EXERCISE INPUT:
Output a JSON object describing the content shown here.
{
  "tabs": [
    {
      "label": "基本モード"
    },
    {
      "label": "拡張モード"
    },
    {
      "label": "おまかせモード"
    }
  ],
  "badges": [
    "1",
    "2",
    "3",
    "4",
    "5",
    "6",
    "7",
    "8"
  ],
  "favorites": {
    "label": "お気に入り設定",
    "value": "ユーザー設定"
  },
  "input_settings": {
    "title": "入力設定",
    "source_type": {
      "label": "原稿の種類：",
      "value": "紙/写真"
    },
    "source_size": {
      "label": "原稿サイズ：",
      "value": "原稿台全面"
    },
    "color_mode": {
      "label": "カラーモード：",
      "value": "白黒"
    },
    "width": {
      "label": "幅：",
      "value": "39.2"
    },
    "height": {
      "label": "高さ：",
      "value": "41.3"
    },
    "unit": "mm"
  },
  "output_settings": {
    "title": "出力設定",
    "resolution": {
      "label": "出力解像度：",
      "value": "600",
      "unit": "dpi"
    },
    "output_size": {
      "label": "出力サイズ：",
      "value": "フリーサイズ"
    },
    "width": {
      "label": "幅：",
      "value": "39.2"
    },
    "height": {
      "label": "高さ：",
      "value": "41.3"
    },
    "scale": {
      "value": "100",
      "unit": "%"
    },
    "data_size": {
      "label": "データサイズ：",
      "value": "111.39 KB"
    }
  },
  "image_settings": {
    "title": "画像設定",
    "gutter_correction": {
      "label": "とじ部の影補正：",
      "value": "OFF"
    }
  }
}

YOUR GOAL:
Reproduce the records in full, exactly as written.

WORKED SOLUTION:
Output a JSON object describing the content shown here.
{
  "tabs": [
    {
      "label": "基本モード"
    },
    {
      "label": "拡張モード"
    },
    {
      "label": "おまかせモード"
    }
  ],
  "badges": [
    "1",
    "2",
    "3",
    "4",
    "5",
    "6",
    "7",
    "8"
  ],
  "favorites": {
    "label": "お気に入り設定",
    "value": "ユーザー設定"
  },
  "input_settings": {
    "title": "入力設定",
    "source_type": {
      "label": "原稿の種類：",
      "value": "紙/写真"
    },
    "source_size": {
      "label": "原稿サイズ：",
      "value": "原稿台全面"
    },
    "color_mode": {
      "label": "カラーモード：",
      "value": "白黒"
    },
    "width": {
      "label": "幅：",
      "value": "39.2"
    },
    "height": {
      "label": "高さ：",
      "value": "41.3"
    },
    "unit": "mm"
  },
  "output_settings": {
    "title": "出力設定",
    "resolution": {
      "label": "出力解像度：",
      "value": "600",
      "unit": "dpi"
    },
    "output_size": {
      "label": "出力サイズ：",
      "value": "フリーサイズ"
    },
    "width": {
      "label": "幅：",
      "value": "39.2"
    },
    "height": {
      "label": "高さ：",
      "value": "41.3"
    },
    "scale": {
      "value": "100",
      "unit": "%"
    },
    "data_size": {
      "label": "データサイズ：",
      "value": "111.39 KB"
    }
  },
  "image_settings": {
    "title": "画像設定",
    "gutter_correction": {
      "label": "とじ部の影補正：",
      "value": "OFF"
    }
  }
}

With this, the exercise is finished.